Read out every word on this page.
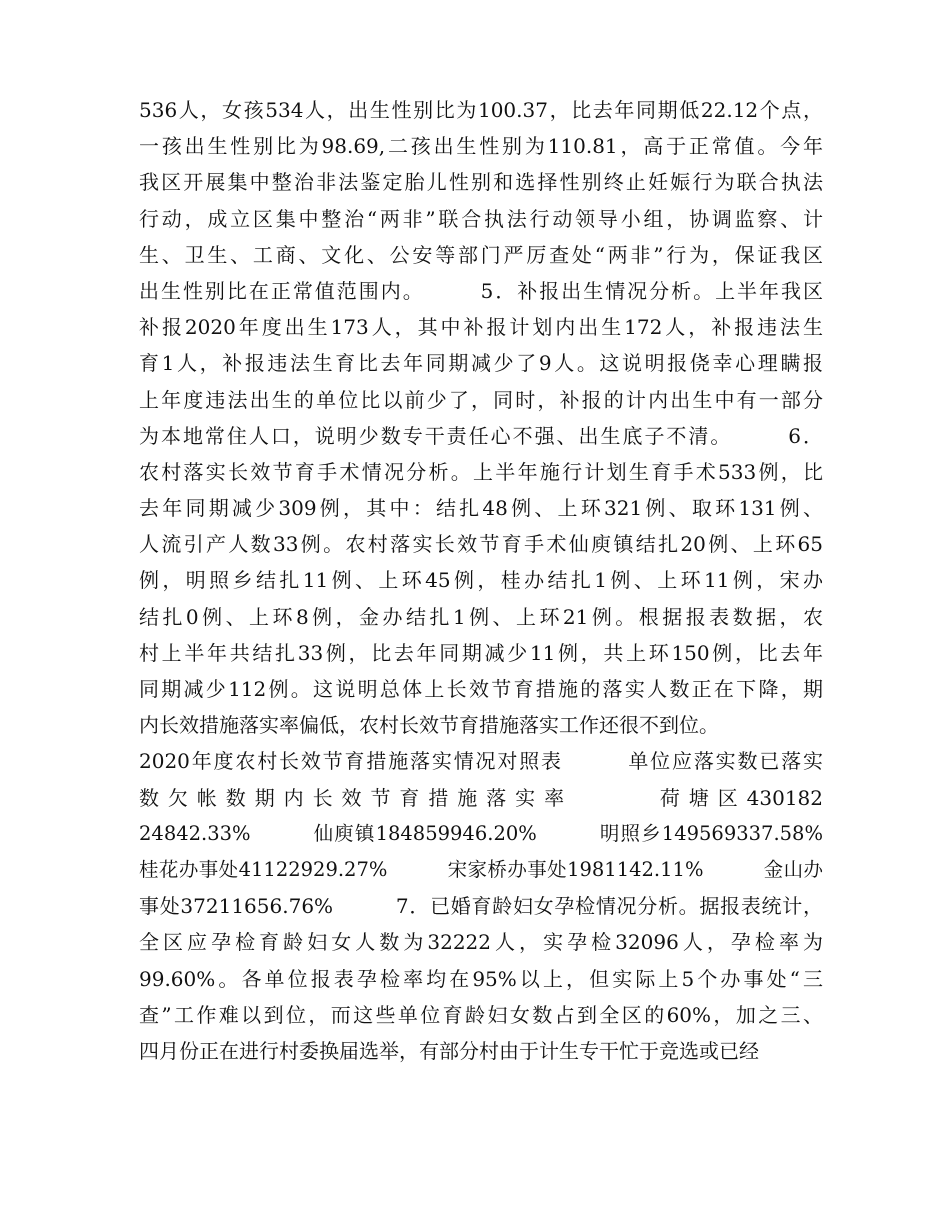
536人，女孩534人，出生性别比为100.37，比去年同期低22.12个点，
一孩出生性别比为98.69,二孩出生性别为110.81，高于正常值。今年
我区开展集中整治非法鉴定胎儿性别和选择性别终止妊娠行为联合执法
行动，成立区集中整治“两非”联合执法行动领导小组，协调监察、计
生、卫生、工商、文化、公安等部门严厉查处“两非”行为，保证我区
出生性别比在正常值范围内。　　　5．补报出生情况分析。上半年我区
补报2020年度出生173人，其中补报计划内出生172人，补报违法生
育1人，补报违法生育比去年同期减少了9人。这说明报侥幸心理瞒报
上年度违法出生的单位比以前少了，同时，补报的计内出生中有一部分
为本地常住人口，说明少数专干责任心不强、出生底子不清。　　　6．
农村落实长效节育手术情况分析。上半年施行计划生育手术533例，比
去年同期减少309例，其中：结扎48例、上环321例、取环131例、
人流引产人数33例。农村落实长效节育手术仙庾镇结扎20例、上环65
例，明照乡结扎11例、上环45例，桂办结扎1例、上环11例，宋办
结扎0例、上环8例，金办结扎1例、上环21例。根据报表数据，农
村上半年共结扎33例，比去年同期减少11例，共上环150例，比去年
同期减少112例。这说明总体上长效节育措施的落实人数正在下降，期
内长效措施落实率偏低，农村长效节育措施落实工作还很不到位。
2020年度农村长效节育措施落实情况对照表　　　单位应落实数已落实
数欠帐数期内长效节育措施落实率　　　荷塘区430182
24842.33%　　　仙庾镇184859946.20%　　　明照乡149569337.58%
桂花办事处41122929.27%　　　宋家桥办事处1981142.11%　　　金山办
事处37211656.76%　　　7．已婚育龄妇女孕检情况分析。据报表统计，
全区应孕检育龄妇女人数为32222人，实孕检32096人，孕检率为
99.60%。各单位报表孕检率均在95%以上，但实际上5个办事处“三
查”工作难以到位，而这些单位育龄妇女数占到全区的60%，加之三、
四月份正在进行村委换届选举，有部分村由于计生专干忙于竞选或已经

◆ ◆ ◆ ◆ ◆

Exercise requirements:
Print the records above exactly as they stand, but leave out the pictures.

Task output:
Read out every word on this page.
536人，女孩534人，出生性别比为100.37，比去年同期低22.12个点，
一孩出生性别比为98.69,二孩出生性别为110.81，高于正常值。今年
我区开展集中整治非法鉴定胎儿性别和选择性别终止妊娠行为联合执法
行动，成立区集中整治“两非”联合执法行动领导小组，协调监察、计
生、卫生、工商、文化、公安等部门严厉查处“两非”行为，保证我区
出生性别比在正常值范围内。　　　5．补报出生情况分析。上半年我区
补报2020年度出生173人，其中补报计划内出生172人，补报违法生
育1人，补报违法生育比去年同期减少了9人。这说明报侥幸心理瞒报
上年度违法出生的单位比以前少了，同时，补报的计内出生中有一部分
为本地常住人口，说明少数专干责任心不强、出生底子不清。　　　6．
农村落实长效节育手术情况分析。上半年施行计划生育手术533例，比
去年同期减少309例，其中：结扎48例、上环321例、取环131例、
人流引产人数33例。农村落实长效节育手术仙庾镇结扎20例、上环65
例，明照乡结扎11例、上环45例，桂办结扎1例、上环11例，宋办
结扎0例、上环8例，金办结扎1例、上环21例。根据报表数据，农
村上半年共结扎33例，比去年同期减少11例，共上环150例，比去年
同期减少112例。这说明总体上长效节育措施的落实人数正在下降，期
内长效措施落实率偏低，农村长效节育措施落实工作还很不到位。
2020年度农村长效节育措施落实情况对照表　　　单位应落实数已落实
数欠帐数期内长效节育措施落实率　　　荷塘区430182
24842.33%　　　仙庾镇184859946.20%　　　明照乡149569337.58%
桂花办事处41122929.27%　　　宋家桥办事处1981142.11%　　　金山办
事处37211656.76%　　　7．已婚育龄妇女孕检情况分析。据报表统计，
全区应孕检育龄妇女人数为32222人，实孕检32096人，孕检率为
99.60%。各单位报表孕检率均在95%以上，但实际上5个办事处“三
查”工作难以到位，而这些单位育龄妇女数占到全区的60%，加之三、
四月份正在进行村委换届选举，有部分村由于计生专干忙于竞选或已经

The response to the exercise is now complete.